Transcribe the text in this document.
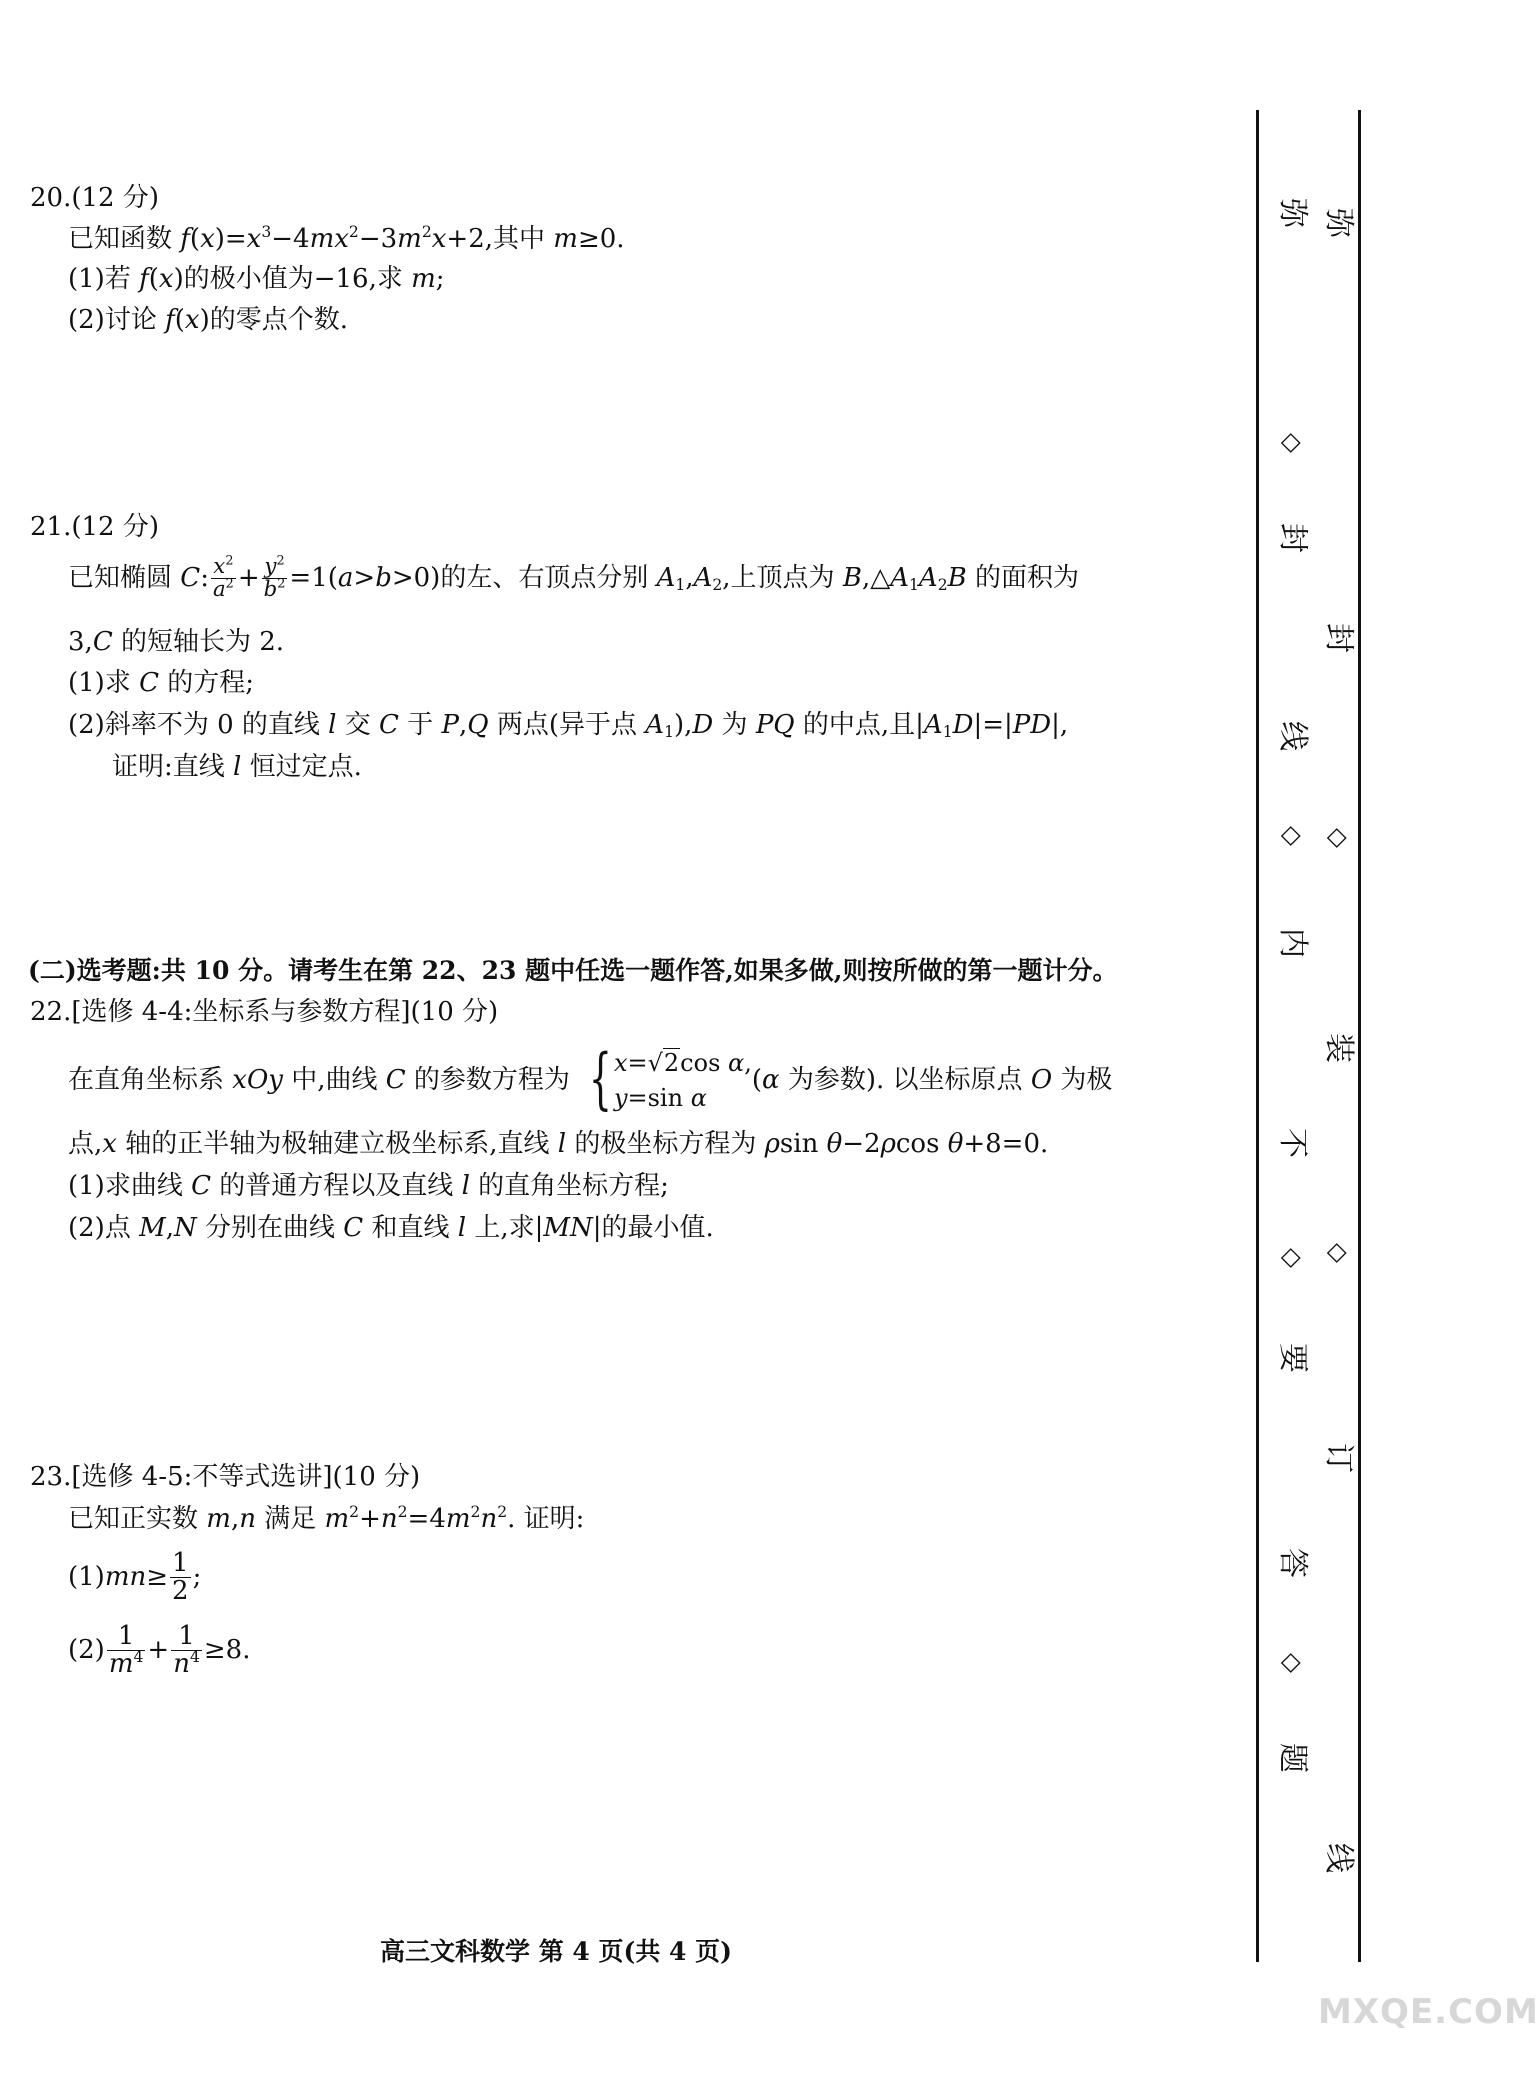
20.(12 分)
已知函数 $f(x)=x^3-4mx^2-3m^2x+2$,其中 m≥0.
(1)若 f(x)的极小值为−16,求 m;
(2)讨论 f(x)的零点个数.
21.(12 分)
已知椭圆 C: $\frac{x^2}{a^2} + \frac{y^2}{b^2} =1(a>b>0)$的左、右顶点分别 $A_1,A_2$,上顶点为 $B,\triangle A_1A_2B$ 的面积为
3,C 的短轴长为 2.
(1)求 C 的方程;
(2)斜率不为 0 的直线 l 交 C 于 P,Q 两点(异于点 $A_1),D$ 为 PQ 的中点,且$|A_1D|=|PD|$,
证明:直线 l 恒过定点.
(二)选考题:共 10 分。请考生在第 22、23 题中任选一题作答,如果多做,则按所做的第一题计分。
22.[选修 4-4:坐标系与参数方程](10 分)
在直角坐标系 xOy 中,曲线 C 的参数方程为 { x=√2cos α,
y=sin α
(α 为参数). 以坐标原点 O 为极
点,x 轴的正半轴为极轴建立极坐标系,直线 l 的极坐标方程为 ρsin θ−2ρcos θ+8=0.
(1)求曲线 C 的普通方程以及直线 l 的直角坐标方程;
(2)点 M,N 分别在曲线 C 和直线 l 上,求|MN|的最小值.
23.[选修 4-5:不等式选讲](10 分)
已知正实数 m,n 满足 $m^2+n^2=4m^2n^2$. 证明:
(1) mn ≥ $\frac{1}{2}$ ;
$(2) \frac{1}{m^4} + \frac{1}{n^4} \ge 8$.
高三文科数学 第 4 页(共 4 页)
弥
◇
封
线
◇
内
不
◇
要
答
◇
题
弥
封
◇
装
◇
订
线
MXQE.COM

• **Written instruction**
Return the listing above unchanged, apart from dropping its pictures.

• **Response for this exercise**
Transcribe the text in this document.
20.(12 分)
已知函数 $f(x)=x^3-4mx^2-3m^2x+2$,其中 m≥0.
(1)若 f(x)的极小值为−16,求 m;
(2)讨论 f(x)的零点个数.
21.(12 分)
已知椭圆 C: $\frac{x^2}{a^2} + \frac{y^2}{b^2} =1(a>b>0)$的左、右顶点分别 $A_1,A_2$,上顶点为 $B,\triangle A_1A_2B$ 的面积为
3,C 的短轴长为 2.
(1)求 C 的方程;
(2)斜率不为 0 的直线 l 交 C 于 P,Q 两点(异于点 $A_1),D$ 为 PQ 的中点,且$|A_1D|=|PD|$,
证明:直线 l 恒过定点.
(二)选考题:共 10 分。请考生在第 22、23 题中任选一题作答,如果多做,则按所做的第一题计分。
22.[选修 4-4:坐标系与参数方程](10 分)
在直角坐标系 xOy 中,曲线 C 的参数方程为 { x=√2cos α,
y=sin α
(α 为参数). 以坐标原点 O 为极
点,x 轴的正半轴为极轴建立极坐标系,直线 l 的极坐标方程为 ρsin θ−2ρcos θ+8=0.
(1)求曲线 C 的普通方程以及直线 l 的直角坐标方程;
(2)点 M,N 分别在曲线 C 和直线 l 上,求|MN|的最小值.
23.[选修 4-5:不等式选讲](10 分)
已知正实数 m,n 满足 $m^2+n^2=4m^2n^2$. 证明:
(1) mn ≥ $\frac{1}{2}$ ;
$(2) \frac{1}{m^4} + \frac{1}{n^4} \ge 8$.
高三文科数学 第 4 页(共 4 页)
弥
◇
封
线
◇
内
不
◇
要
答
◇
题
弥
封
◇
装
◇
订
线
MXQE.COM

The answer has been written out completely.